-- start of MATERIAL SHOWN --
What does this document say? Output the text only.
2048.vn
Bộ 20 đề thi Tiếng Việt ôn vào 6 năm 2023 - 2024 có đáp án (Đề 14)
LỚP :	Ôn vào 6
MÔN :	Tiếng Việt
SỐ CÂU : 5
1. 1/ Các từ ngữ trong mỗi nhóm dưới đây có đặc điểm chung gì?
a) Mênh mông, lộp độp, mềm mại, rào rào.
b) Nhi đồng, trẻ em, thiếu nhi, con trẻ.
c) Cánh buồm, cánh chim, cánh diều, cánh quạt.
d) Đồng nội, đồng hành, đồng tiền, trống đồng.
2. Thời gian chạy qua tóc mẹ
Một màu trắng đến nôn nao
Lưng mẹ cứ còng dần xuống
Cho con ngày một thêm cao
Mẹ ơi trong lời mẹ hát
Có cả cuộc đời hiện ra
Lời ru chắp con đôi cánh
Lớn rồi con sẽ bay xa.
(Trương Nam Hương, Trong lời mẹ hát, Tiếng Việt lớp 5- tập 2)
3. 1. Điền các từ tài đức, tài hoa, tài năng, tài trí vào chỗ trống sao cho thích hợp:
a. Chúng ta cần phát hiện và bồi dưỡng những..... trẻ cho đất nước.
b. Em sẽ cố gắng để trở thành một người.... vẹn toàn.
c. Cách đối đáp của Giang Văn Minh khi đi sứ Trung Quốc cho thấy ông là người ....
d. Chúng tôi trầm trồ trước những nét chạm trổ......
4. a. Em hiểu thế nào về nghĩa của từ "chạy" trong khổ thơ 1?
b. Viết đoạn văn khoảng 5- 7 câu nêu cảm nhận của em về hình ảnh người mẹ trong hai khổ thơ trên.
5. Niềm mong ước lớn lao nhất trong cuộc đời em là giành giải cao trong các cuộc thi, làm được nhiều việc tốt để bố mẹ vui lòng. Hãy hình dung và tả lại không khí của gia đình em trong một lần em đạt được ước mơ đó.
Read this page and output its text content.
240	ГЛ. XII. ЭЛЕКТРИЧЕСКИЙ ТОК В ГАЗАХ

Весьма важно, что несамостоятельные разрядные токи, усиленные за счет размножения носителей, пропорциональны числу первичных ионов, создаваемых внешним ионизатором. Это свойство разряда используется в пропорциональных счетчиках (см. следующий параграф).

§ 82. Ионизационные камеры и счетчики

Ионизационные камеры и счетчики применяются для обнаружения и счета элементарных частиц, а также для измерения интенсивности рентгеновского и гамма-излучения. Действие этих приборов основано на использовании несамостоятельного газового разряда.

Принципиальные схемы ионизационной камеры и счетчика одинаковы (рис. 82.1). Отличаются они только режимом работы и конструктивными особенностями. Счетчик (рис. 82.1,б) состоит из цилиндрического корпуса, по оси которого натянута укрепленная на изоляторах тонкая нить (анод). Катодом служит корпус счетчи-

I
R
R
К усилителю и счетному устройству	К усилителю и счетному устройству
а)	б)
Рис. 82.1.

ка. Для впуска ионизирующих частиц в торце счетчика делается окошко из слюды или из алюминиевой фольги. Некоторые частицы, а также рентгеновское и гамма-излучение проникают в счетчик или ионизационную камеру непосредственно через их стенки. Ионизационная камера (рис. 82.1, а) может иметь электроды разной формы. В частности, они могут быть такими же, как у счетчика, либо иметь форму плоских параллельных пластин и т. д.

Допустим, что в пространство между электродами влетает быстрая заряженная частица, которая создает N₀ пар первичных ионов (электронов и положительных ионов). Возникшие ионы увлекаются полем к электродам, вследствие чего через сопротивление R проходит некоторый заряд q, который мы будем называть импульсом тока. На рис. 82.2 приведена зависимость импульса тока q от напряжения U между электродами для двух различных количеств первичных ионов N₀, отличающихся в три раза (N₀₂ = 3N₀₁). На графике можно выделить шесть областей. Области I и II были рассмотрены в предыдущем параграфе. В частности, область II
-- end of MATERIAL SHOWN --
• [PROBLEM REQUIREMENTS] Your task is to reproduce all of the records exactly.

• [OUTPUT OF THE EXERCISE]
What does this document say? Output the text only.
2048.vn
Bộ 20 đề thi Tiếng Việt ôn vào 6 năm 2023 - 2024 có đáp án (Đề 14)
LỚP :	Ôn vào 6
MÔN :	Tiếng Việt
SỐ CÂU : 5
1. 1/ Các từ ngữ trong mỗi nhóm dưới đây có đặc điểm chung gì?
a) Mênh mông, lộp độp, mềm mại, rào rào.
b) Nhi đồng, trẻ em, thiếu nhi, con trẻ.
c) Cánh buồm, cánh chim, cánh diều, cánh quạt.
d) Đồng nội, đồng hành, đồng tiền, trống đồng.
2. Thời gian chạy qua tóc mẹ
Một màu trắng đến nôn nao
Lưng mẹ cứ còng dần xuống
Cho con ngày một thêm cao
Mẹ ơi trong lời mẹ hát
Có cả cuộc đời hiện ra
Lời ru chắp con đôi cánh
Lớn rồi con sẽ bay xa.
(Trương Nam Hương, Trong lời mẹ hát, Tiếng Việt lớp 5- tập 2)
3. 1. Điền các từ tài đức, tài hoa, tài năng, tài trí vào chỗ trống sao cho thích hợp:
a. Chúng ta cần phát hiện và bồi dưỡng những..... trẻ cho đất nước.
b. Em sẽ cố gắng để trở thành một người.... vẹn toàn.
c. Cách đối đáp của Giang Văn Minh khi đi sứ Trung Quốc cho thấy ông là người ....
d. Chúng tôi trầm trồ trước những nét chạm trổ......
4. a. Em hiểu thế nào về nghĩa của từ "chạy" trong khổ thơ 1?
b. Viết đoạn văn khoảng 5- 7 câu nêu cảm nhận của em về hình ảnh người mẹ trong hai khổ thơ trên.
5. Niềm mong ước lớn lao nhất trong cuộc đời em là giành giải cao trong các cuộc thi, làm được nhiều việc tốt để bố mẹ vui lòng. Hãy hình dung và tả lại không khí của gia đình em trong một lần em đạt được ước mơ đó.
Read this page and output its text content.
240	ГЛ. XII. ЭЛЕКТРИЧЕСКИЙ ТОК В ГАЗАХ

Весьма важно, что несамостоятельные разрядные токи, усиленные за счет размножения носителей, пропорциональны числу первичных ионов, создаваемых внешним ионизатором. Это свойство разряда используется в пропорциональных счетчиках (см. следующий параграф).

§ 82. Ионизационные камеры и счетчики

Ионизационные камеры и счетчики применяются для обнаружения и счета элементарных частиц, а также для измерения интенсивности рентгеновского и гамма-излучения. Действие этих приборов основано на использовании несамостоятельного газового разряда.

Принципиальные схемы ионизационной камеры и счетчика одинаковы (рис. 82.1). Отличаются они только режимом работы и конструктивными особенностями. Счетчик (рис. 82.1,б) состоит из цилиндрического корпуса, по оси которого натянута укрепленная на изоляторах тонкая нить (анод). Катодом служит корпус счетчи-

I
R
R
К усилителю и счетному устройству	К усилителю и счетному устройству
а)	б)
Рис. 82.1.

ка. Для впуска ионизирующих частиц в торце счетчика делается окошко из слюды или из алюминиевой фольги. Некоторые частицы, а также рентгеновское и гамма-излучение проникают в счетчик или ионизационную камеру непосредственно через их стенки. Ионизационная камера (рис. 82.1, а) может иметь электроды разной формы. В частности, они могут быть такими же, как у счетчика, либо иметь форму плоских параллельных пластин и т. д.

Допустим, что в пространство между электродами влетает быстрая заряженная частица, которая создает N₀ пар первичных ионов (электронов и положительных ионов). Возникшие ионы увлекаются полем к электродам, вследствие чего через сопротивление R проходит некоторый заряд q, который мы будем называть импульсом тока. На рис. 82.2 приведена зависимость импульса тока q от напряжения U между электродами для двух различных количеств первичных ионов N₀, отличающихся в три раза (N₀₂ = 3N₀₁). На графике можно выделить шесть областей. Области I и II были рассмотрены в предыдущем параграфе. В частности, область II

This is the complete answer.